Some records:
──────────────────────────────
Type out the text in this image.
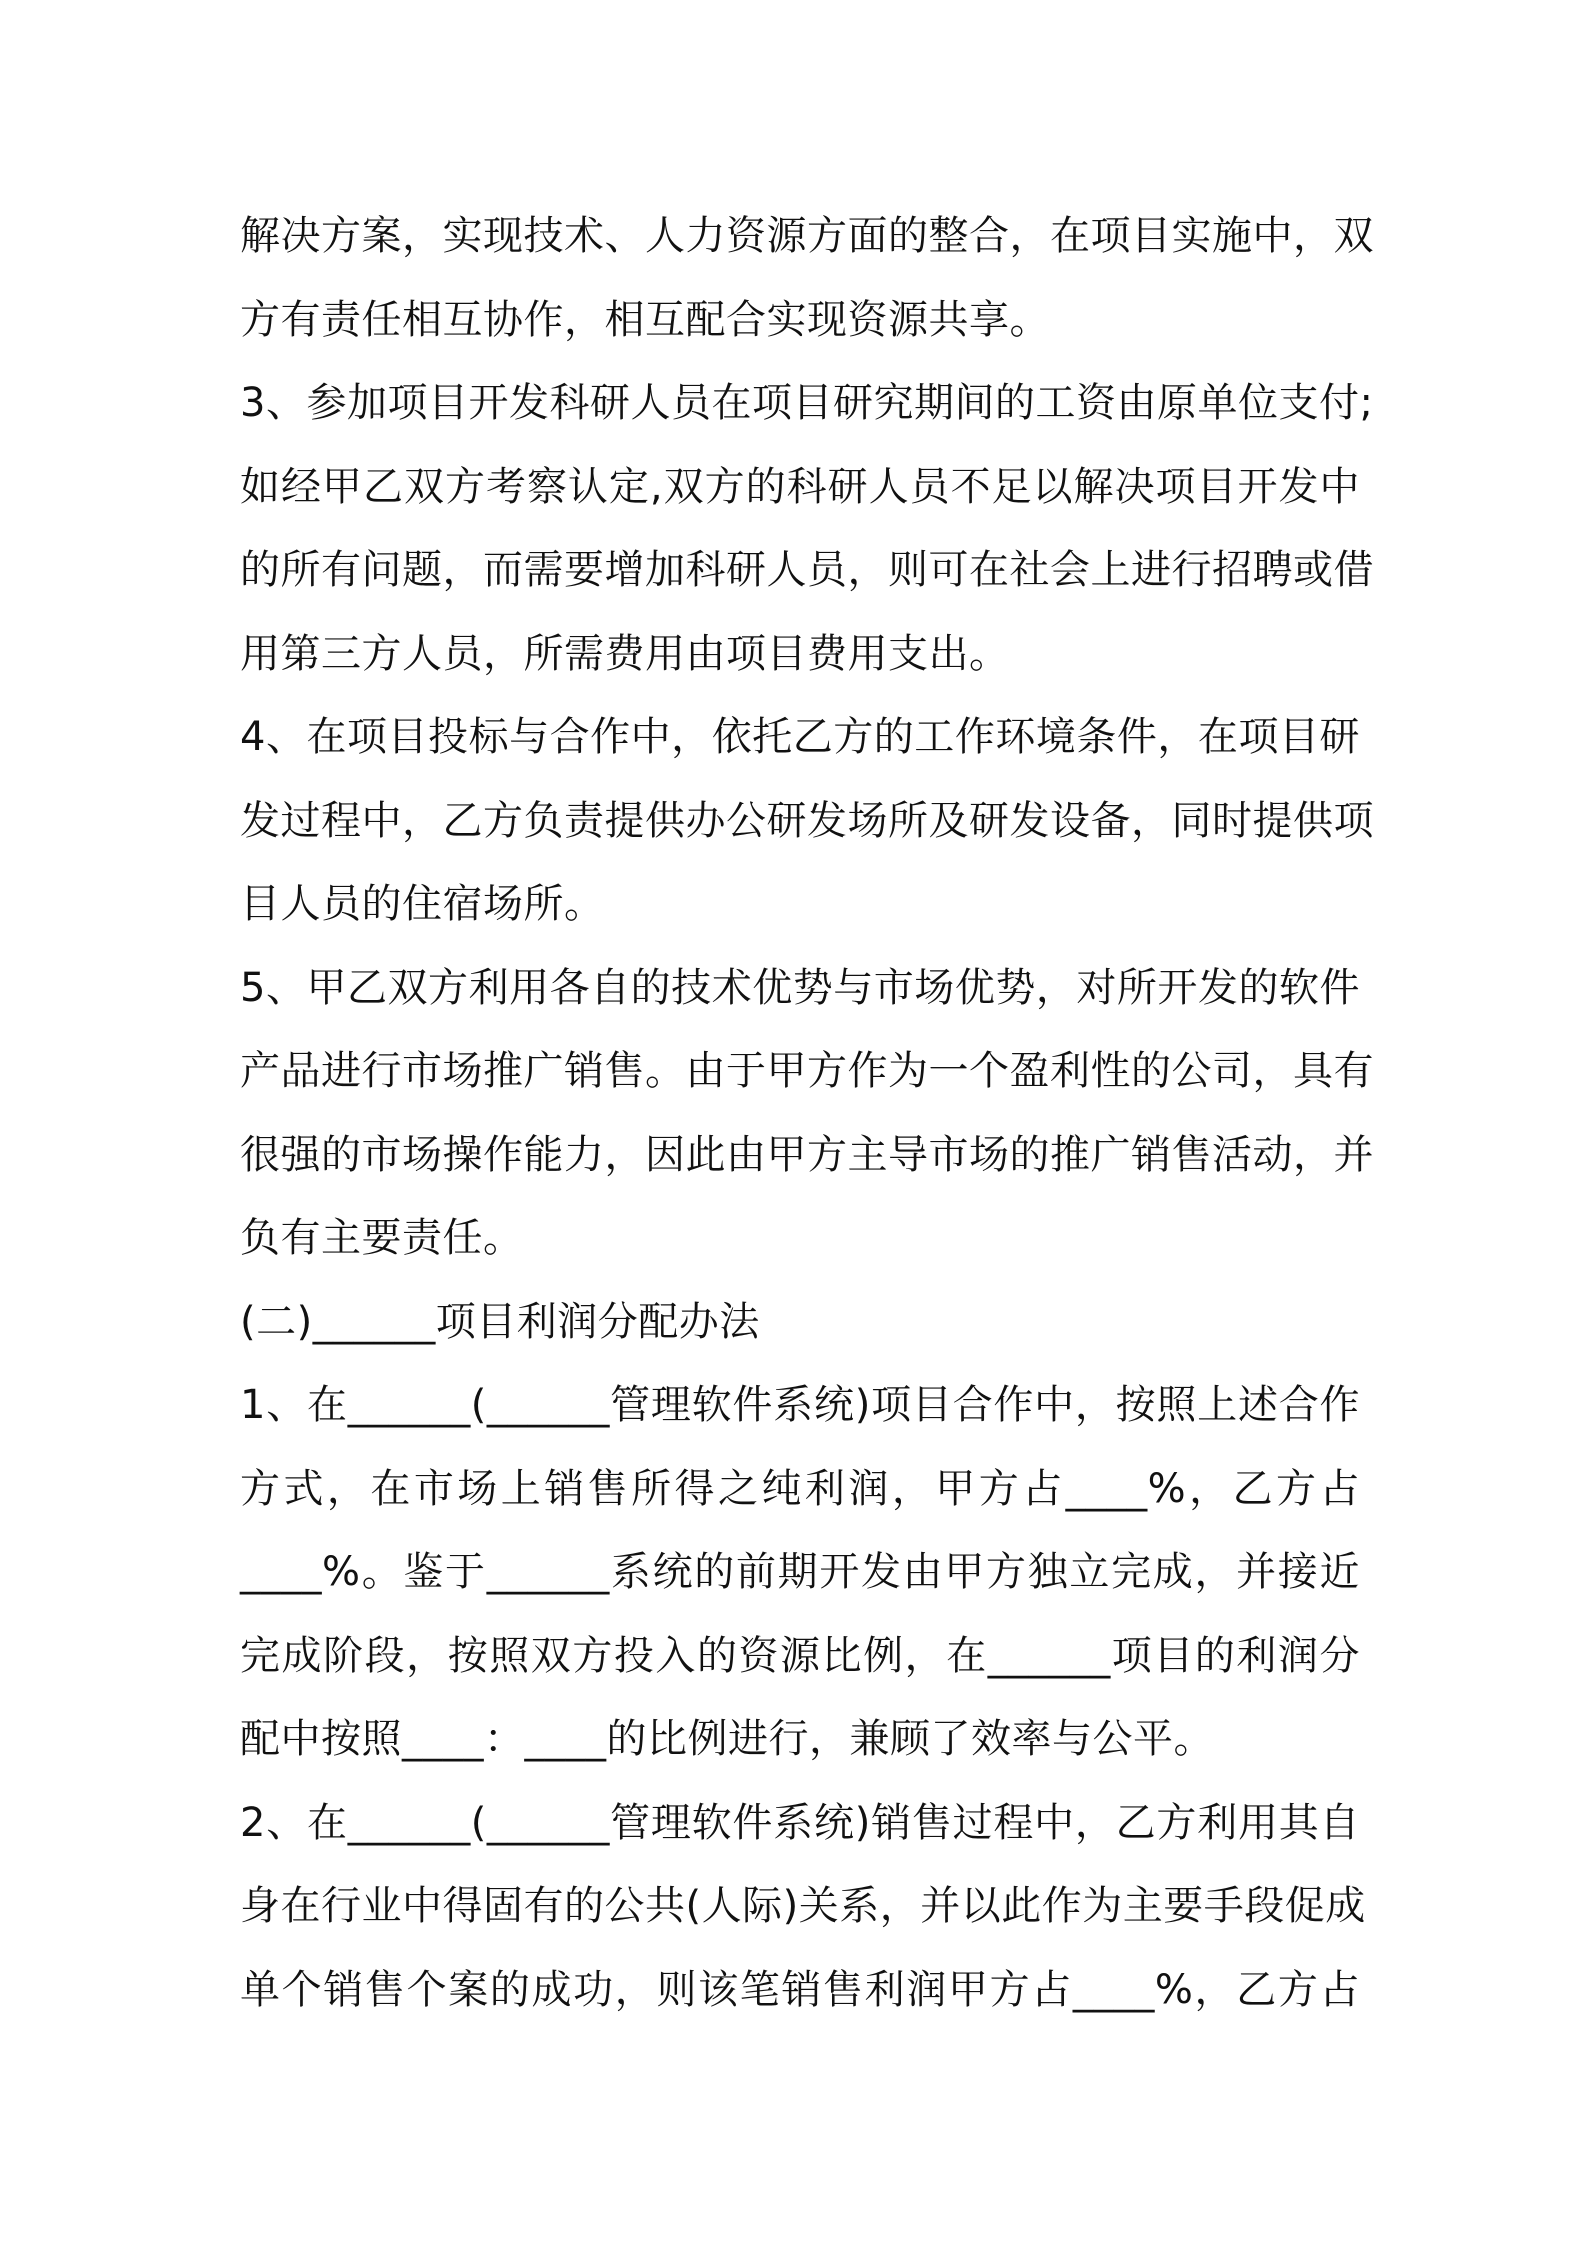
解决方案，实现技术、人力资源方面的整合，在项目实施中，双
方有责任相互协作，相互配合实现资源共享。
3、参加项目开发科研人员在项目研究期间的工资由原单位支付;
如经甲乙双方考察认定,双方的科研人员不足以解决项目开发中
的所有问题，而需要增加科研人员，则可在社会上进行招聘或借
用第三方人员，所需费用由项目费用支出。
4、在项目投标与合作中，依托乙方的工作环境条件，在项目研
发过程中，乙方负责提供办公研发场所及研发设备，同时提供项
目人员的住宿场所。
5、甲乙双方利用各自的技术优势与市场优势，对所开发的软件
产品进行市场推广销售。由于甲方作为一个盈利性的公司，具有
很强的市场操作能力，因此由甲方主导市场的推广销售活动，并
负有主要责任。
(二)______项目利润分配办法
1、在______(______管理软件系统)项目合作中，按照上述合作
方式，在市场上销售所得之纯利润，甲方占____%，乙方占
____%。鉴于______系统的前期开发由甲方独立完成，并接近
完成阶段，按照双方投入的资源比例，在______项目的利润分
配中按照____：____的比例进行，兼顾了效率与公平。
2、在______(______管理软件系统)销售过程中，乙方利用其自
身在行业中得固有的公共(人际)关系，并以此作为主要手段促成
单个销售个案的成功，则该笔销售利润甲方占____%，乙方占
──────────────────────────────
Challenge
Write the full listing out again with every line unchanged, but include no pictures.

Reply to the exercise
Type out the text in this image.
解决方案，实现技术、人力资源方面的整合，在项目实施中，双
方有责任相互协作，相互配合实现资源共享。
3、参加项目开发科研人员在项目研究期间的工资由原单位支付;
如经甲乙双方考察认定,双方的科研人员不足以解决项目开发中
的所有问题，而需要增加科研人员，则可在社会上进行招聘或借
用第三方人员，所需费用由项目费用支出。
4、在项目投标与合作中，依托乙方的工作环境条件，在项目研
发过程中，乙方负责提供办公研发场所及研发设备，同时提供项
目人员的住宿场所。
5、甲乙双方利用各自的技术优势与市场优势，对所开发的软件
产品进行市场推广销售。由于甲方作为一个盈利性的公司，具有
很强的市场操作能力，因此由甲方主导市场的推广销售活动，并
负有主要责任。
(二)______项目利润分配办法
1、在______(______管理软件系统)项目合作中，按照上述合作
方式，在市场上销售所得之纯利润，甲方占____%，乙方占
____%。鉴于______系统的前期开发由甲方独立完成，并接近
完成阶段，按照双方投入的资源比例，在______项目的利润分
配中按照____：____的比例进行，兼顾了效率与公平。
2、在______(______管理软件系统)销售过程中，乙方利用其自
身在行业中得固有的公共(人际)关系，并以此作为主要手段促成
单个销售个案的成功，则该笔销售利润甲方占____%，乙方占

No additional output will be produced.